▸ **EXERCISE BRIEF**
Give the entries again exactly, every one of them.

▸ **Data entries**

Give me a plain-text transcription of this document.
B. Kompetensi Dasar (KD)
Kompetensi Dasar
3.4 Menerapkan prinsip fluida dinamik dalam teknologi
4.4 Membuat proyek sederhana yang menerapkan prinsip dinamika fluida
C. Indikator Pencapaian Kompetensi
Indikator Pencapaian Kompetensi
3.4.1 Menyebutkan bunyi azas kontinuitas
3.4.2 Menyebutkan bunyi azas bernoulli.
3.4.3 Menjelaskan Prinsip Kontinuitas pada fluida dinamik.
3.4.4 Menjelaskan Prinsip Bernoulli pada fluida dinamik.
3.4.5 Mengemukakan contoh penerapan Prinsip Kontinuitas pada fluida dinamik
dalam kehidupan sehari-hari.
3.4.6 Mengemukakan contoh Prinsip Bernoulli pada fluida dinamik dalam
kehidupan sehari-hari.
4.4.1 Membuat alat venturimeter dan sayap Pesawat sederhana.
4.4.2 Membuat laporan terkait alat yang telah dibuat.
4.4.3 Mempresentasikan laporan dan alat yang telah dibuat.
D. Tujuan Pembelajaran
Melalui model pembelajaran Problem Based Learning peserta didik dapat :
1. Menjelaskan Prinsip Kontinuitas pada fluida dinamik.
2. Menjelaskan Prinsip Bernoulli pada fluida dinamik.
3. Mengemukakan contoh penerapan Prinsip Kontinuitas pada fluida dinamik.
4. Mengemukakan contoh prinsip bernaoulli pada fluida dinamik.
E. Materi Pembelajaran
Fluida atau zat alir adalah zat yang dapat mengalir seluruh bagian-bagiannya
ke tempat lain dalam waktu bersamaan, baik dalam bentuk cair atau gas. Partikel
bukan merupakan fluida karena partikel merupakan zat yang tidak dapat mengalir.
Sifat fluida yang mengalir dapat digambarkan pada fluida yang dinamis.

▸ **WRITTEN SOLUTION**
Give me a plain-text transcription of this document.
B. Kompetensi Dasar (KD)
Kompetensi Dasar
3.4 Menerapkan prinsip fluida dinamik dalam teknologi
4.4 Membuat proyek sederhana yang menerapkan prinsip dinamika fluida
C. Indikator Pencapaian Kompetensi
Indikator Pencapaian Kompetensi
3.4.1 Menyebutkan bunyi azas kontinuitas
3.4.2 Menyebutkan bunyi azas bernoulli.
3.4.3 Menjelaskan Prinsip Kontinuitas pada fluida dinamik.
3.4.4 Menjelaskan Prinsip Bernoulli pada fluida dinamik.
3.4.5 Mengemukakan contoh penerapan Prinsip Kontinuitas pada fluida dinamik
dalam kehidupan sehari-hari.
3.4.6 Mengemukakan contoh Prinsip Bernoulli pada fluida dinamik dalam
kehidupan sehari-hari.
4.4.1 Membuat alat venturimeter dan sayap Pesawat sederhana.
4.4.2 Membuat laporan terkait alat yang telah dibuat.
4.4.3 Mempresentasikan laporan dan alat yang telah dibuat.
D. Tujuan Pembelajaran
Melalui model pembelajaran Problem Based Learning peserta didik dapat :
1. Menjelaskan Prinsip Kontinuitas pada fluida dinamik.
2. Menjelaskan Prinsip Bernoulli pada fluida dinamik.
3. Mengemukakan contoh penerapan Prinsip Kontinuitas pada fluida dinamik.
4. Mengemukakan contoh prinsip bernaoulli pada fluida dinamik.
E. Materi Pembelajaran
Fluida atau zat alir adalah zat yang dapat mengalir seluruh bagian-bagiannya
ke tempat lain dalam waktu bersamaan, baik dalam bentuk cair atau gas. Partikel
bukan merupakan fluida karena partikel merupakan zat yang tidak dapat mengalir.
Sifat fluida yang mengalir dapat digambarkan pada fluida yang dinamis.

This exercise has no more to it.